(Recorded data)
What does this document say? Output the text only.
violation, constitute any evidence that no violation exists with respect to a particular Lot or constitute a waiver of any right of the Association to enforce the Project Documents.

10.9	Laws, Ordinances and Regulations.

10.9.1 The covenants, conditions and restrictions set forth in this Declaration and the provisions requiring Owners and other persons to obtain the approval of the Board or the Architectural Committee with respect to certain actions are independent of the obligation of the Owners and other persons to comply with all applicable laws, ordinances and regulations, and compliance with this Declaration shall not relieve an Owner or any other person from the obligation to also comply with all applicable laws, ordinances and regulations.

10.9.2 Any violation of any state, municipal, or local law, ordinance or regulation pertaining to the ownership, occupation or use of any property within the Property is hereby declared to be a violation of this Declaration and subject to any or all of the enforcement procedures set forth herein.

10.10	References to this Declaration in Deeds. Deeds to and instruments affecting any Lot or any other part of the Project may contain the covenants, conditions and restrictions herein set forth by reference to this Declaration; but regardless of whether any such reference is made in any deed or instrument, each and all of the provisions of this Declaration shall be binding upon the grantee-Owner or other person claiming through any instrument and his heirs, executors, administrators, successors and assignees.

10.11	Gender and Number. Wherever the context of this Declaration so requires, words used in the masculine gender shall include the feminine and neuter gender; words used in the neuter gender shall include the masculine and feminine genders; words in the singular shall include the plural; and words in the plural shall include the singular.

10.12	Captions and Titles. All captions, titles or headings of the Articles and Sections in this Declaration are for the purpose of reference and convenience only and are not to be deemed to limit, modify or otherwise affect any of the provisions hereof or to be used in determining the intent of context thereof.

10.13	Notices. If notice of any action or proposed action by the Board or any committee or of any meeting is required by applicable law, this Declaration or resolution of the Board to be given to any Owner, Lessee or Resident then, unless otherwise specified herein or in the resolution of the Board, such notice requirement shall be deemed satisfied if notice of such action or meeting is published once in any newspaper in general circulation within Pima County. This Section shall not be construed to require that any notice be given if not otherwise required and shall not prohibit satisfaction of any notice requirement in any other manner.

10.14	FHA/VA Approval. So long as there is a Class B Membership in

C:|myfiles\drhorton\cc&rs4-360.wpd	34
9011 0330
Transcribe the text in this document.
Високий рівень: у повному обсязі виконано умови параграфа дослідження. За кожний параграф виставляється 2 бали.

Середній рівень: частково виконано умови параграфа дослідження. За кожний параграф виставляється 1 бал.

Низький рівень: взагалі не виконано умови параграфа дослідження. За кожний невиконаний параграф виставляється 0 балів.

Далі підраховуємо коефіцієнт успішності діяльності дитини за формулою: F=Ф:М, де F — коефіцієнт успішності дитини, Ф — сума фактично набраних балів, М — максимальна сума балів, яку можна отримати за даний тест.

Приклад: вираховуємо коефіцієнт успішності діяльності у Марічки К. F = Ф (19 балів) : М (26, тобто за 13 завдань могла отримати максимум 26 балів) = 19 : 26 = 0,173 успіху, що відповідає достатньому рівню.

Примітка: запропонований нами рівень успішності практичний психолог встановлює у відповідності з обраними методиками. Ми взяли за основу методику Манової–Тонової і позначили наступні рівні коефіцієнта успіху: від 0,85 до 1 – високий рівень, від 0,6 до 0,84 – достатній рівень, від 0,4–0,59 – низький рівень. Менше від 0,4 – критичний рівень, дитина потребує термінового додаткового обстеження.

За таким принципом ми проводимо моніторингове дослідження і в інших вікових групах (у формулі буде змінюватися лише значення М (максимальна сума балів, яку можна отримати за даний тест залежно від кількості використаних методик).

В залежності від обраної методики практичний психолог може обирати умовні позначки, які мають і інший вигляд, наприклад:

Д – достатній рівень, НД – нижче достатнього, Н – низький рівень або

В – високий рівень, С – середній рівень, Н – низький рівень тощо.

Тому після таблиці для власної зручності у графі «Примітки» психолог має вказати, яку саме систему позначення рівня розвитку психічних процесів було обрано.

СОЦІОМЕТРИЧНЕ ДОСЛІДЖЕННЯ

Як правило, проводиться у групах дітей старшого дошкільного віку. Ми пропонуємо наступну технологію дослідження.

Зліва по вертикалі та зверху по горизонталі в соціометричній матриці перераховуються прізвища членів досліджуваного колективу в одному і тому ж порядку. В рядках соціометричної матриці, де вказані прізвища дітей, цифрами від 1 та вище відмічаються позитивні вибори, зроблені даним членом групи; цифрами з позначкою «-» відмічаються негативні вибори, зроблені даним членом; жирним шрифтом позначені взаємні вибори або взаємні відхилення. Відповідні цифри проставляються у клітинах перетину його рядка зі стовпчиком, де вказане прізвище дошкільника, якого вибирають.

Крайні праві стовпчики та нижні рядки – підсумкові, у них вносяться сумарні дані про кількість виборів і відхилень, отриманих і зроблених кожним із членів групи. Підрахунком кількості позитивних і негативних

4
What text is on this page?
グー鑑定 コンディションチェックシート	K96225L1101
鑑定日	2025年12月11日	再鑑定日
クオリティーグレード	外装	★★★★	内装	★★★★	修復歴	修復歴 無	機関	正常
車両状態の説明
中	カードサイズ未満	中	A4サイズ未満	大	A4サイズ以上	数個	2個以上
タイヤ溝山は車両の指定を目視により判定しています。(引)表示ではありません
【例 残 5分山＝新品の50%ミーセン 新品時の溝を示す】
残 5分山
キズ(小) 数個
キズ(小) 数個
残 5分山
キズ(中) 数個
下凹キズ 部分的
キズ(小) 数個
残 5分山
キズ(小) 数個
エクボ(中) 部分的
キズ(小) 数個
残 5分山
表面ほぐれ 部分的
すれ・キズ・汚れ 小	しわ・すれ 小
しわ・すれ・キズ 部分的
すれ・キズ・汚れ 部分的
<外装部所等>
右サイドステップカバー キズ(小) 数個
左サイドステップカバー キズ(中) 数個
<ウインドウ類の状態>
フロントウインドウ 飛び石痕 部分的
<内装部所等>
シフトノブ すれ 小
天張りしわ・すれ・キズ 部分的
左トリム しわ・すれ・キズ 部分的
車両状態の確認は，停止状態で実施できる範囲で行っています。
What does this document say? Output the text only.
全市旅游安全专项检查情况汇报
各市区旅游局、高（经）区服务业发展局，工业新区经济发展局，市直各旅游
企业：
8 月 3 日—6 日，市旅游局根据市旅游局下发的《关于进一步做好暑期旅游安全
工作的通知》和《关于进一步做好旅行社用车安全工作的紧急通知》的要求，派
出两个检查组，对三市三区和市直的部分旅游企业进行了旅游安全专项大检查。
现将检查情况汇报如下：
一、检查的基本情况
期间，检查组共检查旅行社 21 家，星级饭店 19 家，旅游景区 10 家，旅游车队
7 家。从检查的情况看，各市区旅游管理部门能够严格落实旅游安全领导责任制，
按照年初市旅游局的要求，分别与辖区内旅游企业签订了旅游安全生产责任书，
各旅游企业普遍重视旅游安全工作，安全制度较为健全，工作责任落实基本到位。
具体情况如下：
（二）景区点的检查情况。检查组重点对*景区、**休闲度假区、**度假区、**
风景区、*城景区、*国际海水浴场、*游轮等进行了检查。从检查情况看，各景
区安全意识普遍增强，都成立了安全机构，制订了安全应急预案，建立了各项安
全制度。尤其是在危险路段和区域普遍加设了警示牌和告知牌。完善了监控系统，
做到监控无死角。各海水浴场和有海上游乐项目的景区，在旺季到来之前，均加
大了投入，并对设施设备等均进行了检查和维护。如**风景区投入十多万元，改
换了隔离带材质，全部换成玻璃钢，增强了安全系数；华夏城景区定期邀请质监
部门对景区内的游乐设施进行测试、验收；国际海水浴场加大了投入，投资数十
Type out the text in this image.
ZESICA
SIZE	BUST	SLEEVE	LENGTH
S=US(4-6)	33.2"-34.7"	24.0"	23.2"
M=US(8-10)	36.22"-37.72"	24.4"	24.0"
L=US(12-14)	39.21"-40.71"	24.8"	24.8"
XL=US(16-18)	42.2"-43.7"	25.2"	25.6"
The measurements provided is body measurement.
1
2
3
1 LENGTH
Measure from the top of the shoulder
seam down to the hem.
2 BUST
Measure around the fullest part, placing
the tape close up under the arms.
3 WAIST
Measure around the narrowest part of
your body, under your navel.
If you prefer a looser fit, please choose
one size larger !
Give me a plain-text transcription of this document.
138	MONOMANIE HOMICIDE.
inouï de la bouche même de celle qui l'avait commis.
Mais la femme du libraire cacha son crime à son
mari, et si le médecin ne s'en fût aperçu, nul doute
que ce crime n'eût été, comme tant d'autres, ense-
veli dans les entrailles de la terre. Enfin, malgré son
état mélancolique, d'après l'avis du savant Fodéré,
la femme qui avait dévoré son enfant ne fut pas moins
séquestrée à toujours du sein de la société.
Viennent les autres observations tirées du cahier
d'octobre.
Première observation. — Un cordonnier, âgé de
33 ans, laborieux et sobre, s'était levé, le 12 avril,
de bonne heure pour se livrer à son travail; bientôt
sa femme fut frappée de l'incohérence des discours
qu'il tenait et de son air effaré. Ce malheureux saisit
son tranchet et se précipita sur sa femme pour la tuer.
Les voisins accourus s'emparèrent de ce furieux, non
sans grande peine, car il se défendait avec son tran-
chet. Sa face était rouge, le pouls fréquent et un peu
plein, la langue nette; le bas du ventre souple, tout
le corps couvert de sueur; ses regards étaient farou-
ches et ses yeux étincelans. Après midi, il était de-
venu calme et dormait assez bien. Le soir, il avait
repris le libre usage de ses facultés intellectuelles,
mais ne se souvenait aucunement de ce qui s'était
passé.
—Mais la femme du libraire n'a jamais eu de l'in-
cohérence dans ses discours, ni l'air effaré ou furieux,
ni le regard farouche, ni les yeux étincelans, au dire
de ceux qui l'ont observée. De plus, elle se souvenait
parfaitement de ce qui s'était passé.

• **EXERCISE INSTRUCTIONS**: Report only the number of lines in the records that include the word "discours".

• **THE ANSWER**: 2